Text to read:
☆ ☆ ☆ ☆ ☆

This is "finish what #464 started," not a new design. Lee already specified the shape.

### Schema layer

1. Replace the single `RichTextStr` opt-out with three typed annotations on `SanitizedBaseModel`:
   - `PlainTextStr` — strips HTML tags, **preserves benign characters** (no `&` → `&amp;` encoding). Implementation: a tag-stripping pass via `nh3.clean(s, tags=set(), attributes={})` followed by `html.unescape(...)`, or equivalent. Use this for `name`, `title`, `slug`, tag labels, etc.
   - `RichTextStr` — current behaviour: `nh3.clean(s)` with the standard allowlist. Use for fields rendered as HTML.
   - `RawTextStr` — opt-out, no sanitisation. Reserved for fields with their own validation (e.g. enums stored as strings, emoji, slugs already validated by regex). Used sparingly.
2. Make the default for an unmarked `str` either an explicit error (force the schema author to pick) or `PlainTextStr` (safe-but-non-encoding default). Today's "everything is rich-text-encoded unless marked" is the wrong default.

☆ ☆ ☆ ☆ ☆

Rows:
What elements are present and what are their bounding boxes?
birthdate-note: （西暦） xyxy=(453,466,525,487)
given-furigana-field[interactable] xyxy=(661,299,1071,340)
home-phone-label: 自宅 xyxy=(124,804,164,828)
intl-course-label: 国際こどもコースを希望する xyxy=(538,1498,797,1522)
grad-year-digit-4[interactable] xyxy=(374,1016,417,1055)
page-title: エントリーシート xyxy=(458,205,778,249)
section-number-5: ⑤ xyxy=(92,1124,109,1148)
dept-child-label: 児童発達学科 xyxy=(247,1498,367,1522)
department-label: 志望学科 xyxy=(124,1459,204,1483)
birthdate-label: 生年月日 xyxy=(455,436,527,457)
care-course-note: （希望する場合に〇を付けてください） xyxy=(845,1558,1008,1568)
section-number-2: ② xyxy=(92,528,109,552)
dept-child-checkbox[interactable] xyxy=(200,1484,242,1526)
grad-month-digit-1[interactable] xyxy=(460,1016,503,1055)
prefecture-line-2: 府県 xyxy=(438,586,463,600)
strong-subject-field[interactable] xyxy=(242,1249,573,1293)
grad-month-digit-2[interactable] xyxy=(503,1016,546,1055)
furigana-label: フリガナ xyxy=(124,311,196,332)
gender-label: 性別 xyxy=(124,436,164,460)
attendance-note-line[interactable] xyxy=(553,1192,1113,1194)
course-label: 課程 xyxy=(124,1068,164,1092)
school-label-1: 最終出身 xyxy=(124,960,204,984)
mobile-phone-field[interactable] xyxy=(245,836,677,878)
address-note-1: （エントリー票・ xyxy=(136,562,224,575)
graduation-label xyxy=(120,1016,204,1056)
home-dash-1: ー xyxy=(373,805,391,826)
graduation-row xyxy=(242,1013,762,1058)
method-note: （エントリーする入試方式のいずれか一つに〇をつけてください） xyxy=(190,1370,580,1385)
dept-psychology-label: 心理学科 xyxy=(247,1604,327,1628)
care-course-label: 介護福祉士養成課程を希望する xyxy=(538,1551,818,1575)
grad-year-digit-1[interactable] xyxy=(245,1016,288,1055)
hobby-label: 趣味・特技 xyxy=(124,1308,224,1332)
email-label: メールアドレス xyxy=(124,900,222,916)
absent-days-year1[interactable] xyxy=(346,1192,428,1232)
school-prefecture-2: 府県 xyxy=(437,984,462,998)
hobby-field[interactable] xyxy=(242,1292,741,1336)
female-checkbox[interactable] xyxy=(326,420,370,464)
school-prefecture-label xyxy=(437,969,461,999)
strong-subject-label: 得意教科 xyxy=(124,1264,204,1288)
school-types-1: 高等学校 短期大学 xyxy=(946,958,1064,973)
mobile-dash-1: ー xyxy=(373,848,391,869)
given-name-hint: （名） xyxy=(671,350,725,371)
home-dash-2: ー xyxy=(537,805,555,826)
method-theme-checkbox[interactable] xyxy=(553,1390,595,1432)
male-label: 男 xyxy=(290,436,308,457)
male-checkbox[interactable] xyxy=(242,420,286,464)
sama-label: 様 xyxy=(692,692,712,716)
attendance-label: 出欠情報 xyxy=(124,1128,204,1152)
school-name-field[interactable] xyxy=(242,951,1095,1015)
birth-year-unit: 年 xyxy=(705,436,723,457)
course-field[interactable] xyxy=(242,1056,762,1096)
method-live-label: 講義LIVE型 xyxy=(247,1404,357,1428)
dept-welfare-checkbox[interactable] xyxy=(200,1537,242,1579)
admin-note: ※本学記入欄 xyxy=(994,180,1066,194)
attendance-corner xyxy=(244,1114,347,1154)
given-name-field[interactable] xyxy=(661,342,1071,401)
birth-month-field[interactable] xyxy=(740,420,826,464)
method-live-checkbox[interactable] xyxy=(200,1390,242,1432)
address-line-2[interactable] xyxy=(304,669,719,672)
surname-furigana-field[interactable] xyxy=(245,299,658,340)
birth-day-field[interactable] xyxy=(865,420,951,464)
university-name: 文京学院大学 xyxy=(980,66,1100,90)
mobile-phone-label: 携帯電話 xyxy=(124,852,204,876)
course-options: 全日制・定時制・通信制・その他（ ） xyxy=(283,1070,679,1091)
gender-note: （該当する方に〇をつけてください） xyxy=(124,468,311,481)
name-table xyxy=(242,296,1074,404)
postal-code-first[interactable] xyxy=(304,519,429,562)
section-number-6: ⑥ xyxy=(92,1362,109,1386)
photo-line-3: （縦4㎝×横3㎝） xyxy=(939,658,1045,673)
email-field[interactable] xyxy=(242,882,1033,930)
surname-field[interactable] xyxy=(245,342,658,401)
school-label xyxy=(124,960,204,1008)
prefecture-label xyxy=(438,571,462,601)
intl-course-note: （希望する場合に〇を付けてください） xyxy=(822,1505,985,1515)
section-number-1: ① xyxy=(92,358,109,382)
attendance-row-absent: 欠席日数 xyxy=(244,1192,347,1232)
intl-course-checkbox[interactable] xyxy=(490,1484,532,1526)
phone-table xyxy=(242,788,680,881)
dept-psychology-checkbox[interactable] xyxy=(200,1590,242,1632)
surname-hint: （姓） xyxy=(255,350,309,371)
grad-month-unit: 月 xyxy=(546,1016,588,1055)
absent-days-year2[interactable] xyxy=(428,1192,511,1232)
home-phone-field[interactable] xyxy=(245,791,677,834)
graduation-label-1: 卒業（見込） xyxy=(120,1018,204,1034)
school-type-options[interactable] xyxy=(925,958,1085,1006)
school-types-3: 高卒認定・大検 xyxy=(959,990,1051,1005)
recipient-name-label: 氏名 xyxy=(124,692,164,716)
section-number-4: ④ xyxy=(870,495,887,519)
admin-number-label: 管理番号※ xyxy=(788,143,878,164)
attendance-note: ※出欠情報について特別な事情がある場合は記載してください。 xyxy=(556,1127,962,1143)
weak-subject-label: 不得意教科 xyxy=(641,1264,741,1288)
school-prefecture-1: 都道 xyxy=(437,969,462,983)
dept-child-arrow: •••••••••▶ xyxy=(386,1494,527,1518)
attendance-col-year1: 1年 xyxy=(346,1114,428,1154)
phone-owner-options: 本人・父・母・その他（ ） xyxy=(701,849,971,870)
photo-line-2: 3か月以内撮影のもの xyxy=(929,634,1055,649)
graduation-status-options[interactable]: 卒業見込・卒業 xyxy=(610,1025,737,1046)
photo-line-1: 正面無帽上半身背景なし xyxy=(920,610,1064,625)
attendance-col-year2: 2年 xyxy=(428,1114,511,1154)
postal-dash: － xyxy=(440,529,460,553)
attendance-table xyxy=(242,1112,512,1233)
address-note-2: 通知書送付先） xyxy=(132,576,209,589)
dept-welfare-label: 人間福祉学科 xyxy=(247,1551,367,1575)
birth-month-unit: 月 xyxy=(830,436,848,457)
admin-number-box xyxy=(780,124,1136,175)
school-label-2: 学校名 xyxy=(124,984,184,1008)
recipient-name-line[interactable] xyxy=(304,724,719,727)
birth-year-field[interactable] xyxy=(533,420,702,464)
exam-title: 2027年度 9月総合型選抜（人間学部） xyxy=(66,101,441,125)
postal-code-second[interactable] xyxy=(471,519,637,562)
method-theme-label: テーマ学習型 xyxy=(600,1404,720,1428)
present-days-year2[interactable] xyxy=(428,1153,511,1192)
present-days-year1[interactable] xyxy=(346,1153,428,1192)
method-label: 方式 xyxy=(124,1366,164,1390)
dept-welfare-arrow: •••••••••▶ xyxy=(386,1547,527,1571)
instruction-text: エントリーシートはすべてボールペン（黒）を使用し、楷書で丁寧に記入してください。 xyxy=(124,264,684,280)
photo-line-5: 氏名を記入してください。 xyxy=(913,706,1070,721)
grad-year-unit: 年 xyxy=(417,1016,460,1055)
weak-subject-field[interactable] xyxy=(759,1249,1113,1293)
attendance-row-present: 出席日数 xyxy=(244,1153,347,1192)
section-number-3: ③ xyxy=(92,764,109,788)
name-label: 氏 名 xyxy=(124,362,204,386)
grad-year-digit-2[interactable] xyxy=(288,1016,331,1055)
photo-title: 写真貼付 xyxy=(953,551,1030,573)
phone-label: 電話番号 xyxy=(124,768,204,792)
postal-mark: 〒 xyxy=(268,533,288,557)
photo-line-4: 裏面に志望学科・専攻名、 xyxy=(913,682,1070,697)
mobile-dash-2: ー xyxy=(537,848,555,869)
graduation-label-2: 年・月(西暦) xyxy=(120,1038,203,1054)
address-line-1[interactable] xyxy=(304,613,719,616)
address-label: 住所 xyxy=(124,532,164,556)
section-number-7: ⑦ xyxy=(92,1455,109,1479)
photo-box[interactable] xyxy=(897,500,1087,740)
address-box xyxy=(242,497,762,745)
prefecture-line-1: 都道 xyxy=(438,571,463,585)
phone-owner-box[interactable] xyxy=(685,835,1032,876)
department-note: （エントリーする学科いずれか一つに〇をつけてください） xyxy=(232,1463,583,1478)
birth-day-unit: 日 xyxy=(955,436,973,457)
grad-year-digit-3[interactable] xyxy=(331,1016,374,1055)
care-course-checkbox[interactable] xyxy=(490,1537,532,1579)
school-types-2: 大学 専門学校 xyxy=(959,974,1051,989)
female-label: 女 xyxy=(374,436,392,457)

☆ ☆ ☆ ☆ ☆

Set problem 1: From the sanitization proposal, return everything from "### Schema layer" down to "rendered as HTML.", copied word for word.
Set problem 2:
Answer these questions using the sanitization proposal:
(a) Which issue number is this work meant to finish?
(b) What does `RichTextStr` call, and with which allowlist?
(c) Which annotation applies no sanitization at all?
None of the entries above is needed for this work.

Full answer 1:
### Schema layer

1. Replace the single `RichTextStr` opt-out with three typed annotations on `SanitizedBaseModel`:
   - `PlainTextStr` — strips HTML tags, **preserves benign characters** (no `&` → `&amp;` encoding). Implementation: a tag-stripping pass via `nh3.clean(s, tags=set(), attributes={})` followed by `html.unescape(...)`, or equivalent. Use this for `name`, `title`, `slug`, tag labels, etc.
   - `RichTextStr` — current behaviour: `nh3.clean(s)` with the standard allowlist. Use for fields rendered as HTML.

Full answer 2:
(a) #464
(b) `nh3.clean(s)`, with the standard allowlist
(c) `RawTextStr`